*What you will do*
Give back exactly the lines that run from the line containing "Read this page and output its text content." through the end of the listing below. Leave out every other line.

*Data records*
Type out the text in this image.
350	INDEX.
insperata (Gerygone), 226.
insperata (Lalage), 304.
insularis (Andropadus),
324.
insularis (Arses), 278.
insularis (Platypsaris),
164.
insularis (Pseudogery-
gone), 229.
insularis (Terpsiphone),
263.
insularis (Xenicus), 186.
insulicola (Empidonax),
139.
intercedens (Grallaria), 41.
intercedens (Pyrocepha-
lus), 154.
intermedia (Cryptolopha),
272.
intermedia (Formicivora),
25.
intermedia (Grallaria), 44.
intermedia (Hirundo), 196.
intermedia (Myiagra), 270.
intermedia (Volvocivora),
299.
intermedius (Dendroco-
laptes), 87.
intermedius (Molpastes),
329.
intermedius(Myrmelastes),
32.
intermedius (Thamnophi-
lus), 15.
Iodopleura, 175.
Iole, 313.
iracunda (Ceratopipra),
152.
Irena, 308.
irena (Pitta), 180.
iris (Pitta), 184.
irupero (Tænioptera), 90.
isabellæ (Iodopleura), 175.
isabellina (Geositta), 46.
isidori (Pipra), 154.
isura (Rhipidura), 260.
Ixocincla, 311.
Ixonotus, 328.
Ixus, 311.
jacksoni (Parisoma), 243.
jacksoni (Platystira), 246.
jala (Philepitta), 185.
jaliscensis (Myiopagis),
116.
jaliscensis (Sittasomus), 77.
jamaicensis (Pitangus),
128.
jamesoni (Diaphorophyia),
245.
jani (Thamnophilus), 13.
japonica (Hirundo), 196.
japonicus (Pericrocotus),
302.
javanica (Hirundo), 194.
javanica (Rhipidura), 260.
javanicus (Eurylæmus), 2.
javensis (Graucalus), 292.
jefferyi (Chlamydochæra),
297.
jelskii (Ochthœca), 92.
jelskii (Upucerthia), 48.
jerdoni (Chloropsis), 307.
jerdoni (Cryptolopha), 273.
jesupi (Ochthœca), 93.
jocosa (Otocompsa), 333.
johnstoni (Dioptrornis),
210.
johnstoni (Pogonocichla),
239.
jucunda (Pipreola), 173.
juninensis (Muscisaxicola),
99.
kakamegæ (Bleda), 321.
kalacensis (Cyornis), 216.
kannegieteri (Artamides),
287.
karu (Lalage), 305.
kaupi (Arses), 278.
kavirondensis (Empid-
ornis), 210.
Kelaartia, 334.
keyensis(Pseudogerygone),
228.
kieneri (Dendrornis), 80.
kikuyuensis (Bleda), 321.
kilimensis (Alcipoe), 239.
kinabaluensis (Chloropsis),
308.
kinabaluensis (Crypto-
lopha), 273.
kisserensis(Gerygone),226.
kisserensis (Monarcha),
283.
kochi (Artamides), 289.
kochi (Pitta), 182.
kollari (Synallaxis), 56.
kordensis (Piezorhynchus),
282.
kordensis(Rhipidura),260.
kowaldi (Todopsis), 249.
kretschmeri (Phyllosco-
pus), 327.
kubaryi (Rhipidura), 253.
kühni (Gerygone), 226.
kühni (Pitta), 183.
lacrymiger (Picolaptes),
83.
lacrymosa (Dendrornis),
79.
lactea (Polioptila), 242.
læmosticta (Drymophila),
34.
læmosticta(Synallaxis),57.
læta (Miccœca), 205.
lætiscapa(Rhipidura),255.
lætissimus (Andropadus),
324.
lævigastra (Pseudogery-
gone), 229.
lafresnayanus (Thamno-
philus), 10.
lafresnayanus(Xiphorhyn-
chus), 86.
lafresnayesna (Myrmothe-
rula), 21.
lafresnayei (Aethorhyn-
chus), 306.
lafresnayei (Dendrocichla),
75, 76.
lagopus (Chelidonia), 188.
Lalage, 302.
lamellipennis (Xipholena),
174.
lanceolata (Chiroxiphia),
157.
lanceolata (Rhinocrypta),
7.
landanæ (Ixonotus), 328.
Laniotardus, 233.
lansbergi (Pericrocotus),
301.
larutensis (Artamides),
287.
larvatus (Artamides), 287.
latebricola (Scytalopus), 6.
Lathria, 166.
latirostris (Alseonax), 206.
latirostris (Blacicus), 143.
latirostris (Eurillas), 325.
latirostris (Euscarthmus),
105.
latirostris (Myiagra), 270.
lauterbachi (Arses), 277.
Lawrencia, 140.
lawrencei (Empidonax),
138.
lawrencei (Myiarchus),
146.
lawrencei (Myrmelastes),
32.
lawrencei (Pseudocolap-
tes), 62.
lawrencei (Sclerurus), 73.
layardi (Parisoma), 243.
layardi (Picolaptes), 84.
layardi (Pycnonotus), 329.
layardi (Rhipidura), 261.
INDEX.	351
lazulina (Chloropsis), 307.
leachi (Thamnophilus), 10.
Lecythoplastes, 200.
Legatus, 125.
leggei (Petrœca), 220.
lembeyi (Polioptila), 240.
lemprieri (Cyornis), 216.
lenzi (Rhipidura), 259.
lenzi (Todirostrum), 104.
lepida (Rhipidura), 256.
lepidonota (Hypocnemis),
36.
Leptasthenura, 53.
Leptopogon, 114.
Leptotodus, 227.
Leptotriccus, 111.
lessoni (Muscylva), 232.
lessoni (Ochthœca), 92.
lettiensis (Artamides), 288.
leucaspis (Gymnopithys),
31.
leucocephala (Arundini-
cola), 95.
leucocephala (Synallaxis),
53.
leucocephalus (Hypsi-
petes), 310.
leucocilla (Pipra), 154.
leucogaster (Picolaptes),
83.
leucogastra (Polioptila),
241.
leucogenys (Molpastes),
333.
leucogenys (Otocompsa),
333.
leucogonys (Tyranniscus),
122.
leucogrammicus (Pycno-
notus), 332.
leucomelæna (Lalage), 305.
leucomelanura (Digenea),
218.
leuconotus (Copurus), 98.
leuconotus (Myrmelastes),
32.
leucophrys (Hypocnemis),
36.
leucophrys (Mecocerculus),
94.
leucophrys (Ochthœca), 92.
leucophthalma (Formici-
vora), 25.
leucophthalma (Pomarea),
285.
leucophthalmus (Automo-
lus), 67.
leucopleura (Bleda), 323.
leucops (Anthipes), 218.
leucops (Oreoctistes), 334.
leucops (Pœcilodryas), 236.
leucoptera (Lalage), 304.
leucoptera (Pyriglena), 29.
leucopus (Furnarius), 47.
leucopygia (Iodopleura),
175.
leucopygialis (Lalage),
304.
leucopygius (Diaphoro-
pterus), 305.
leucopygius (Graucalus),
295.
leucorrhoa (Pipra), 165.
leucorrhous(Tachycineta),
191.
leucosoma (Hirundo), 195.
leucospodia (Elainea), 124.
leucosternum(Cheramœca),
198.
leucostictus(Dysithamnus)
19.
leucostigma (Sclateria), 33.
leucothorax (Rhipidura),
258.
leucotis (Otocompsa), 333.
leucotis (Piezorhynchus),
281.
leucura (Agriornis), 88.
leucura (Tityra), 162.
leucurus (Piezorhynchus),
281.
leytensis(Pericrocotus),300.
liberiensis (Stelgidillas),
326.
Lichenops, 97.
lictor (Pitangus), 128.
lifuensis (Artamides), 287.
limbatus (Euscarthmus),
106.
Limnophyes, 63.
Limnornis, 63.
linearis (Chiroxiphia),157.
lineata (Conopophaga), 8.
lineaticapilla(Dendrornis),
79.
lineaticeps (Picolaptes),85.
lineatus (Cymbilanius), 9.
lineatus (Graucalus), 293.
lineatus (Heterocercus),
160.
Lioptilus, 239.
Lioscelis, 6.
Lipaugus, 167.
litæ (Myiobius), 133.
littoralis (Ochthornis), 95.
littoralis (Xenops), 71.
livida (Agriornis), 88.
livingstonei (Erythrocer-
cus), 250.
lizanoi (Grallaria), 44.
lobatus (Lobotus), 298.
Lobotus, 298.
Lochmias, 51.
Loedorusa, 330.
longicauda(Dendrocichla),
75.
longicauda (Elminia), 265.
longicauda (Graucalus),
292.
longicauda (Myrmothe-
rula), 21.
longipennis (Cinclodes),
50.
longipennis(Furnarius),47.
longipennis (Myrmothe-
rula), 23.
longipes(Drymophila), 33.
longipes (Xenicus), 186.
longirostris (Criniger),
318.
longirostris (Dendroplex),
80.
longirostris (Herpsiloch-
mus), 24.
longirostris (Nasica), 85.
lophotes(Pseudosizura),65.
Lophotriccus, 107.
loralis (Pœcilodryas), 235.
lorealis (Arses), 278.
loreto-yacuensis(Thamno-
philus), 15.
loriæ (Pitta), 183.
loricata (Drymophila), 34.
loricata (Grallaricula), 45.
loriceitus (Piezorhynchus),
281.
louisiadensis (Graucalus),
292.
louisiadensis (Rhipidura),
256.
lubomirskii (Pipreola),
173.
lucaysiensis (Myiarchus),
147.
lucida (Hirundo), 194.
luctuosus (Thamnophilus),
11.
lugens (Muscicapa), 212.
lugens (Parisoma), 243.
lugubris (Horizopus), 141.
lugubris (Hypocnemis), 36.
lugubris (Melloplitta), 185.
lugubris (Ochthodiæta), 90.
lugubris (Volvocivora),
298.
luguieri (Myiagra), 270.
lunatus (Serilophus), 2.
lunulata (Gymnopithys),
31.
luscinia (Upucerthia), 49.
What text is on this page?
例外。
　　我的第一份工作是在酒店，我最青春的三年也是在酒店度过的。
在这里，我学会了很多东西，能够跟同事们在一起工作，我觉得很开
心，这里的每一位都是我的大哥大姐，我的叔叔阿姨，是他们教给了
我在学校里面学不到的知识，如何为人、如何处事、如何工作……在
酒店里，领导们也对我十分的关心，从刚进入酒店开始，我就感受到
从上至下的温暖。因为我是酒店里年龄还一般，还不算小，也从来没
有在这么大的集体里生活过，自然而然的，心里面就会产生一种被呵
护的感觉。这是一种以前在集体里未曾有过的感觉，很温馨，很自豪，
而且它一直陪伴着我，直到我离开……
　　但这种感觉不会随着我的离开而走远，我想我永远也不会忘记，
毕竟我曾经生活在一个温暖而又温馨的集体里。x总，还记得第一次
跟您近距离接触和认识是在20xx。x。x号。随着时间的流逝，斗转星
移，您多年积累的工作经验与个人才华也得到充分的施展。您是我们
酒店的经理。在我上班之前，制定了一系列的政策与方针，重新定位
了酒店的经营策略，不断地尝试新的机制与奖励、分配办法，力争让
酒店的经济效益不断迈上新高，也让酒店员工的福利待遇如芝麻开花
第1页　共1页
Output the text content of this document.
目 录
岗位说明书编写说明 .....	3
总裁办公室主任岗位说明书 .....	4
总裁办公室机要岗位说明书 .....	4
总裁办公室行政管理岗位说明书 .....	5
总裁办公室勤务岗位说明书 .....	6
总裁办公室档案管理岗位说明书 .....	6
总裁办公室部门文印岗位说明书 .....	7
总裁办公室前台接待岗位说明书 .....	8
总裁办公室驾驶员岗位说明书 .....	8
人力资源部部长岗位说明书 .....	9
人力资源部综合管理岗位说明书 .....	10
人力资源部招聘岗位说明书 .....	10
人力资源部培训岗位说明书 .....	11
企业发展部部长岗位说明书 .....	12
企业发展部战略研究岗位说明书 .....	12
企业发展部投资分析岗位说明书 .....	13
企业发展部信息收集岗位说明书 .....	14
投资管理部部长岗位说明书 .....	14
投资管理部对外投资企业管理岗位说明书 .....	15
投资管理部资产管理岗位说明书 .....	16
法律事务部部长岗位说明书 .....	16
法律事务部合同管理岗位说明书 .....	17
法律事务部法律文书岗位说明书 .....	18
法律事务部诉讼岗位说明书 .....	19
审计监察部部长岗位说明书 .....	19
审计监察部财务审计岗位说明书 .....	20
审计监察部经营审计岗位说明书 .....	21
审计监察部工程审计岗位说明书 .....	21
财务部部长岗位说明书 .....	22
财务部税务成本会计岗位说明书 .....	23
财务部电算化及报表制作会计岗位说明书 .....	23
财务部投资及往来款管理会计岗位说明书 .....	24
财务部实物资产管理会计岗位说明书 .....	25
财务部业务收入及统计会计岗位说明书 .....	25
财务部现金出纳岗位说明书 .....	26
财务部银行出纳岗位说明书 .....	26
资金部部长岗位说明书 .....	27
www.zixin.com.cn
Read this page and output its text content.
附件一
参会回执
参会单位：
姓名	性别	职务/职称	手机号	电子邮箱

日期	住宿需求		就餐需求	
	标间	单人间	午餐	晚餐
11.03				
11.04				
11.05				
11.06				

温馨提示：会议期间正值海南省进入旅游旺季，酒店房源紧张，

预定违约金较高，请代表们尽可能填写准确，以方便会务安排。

*Output of the exercise*
Read this page and output its text content.
附件一
参会回执
参会单位：
姓名	性别	职务/职称	手机号	电子邮箱

日期	住宿需求		就餐需求	
	标间	单人间	午餐	晚餐
11.03				
11.04				
11.05				
11.06				

温馨提示：会议期间正值海南省进入旅游旺季，酒店房源紧张，

预定违约金较高，请代表们尽可能填写准确，以方便会务安排。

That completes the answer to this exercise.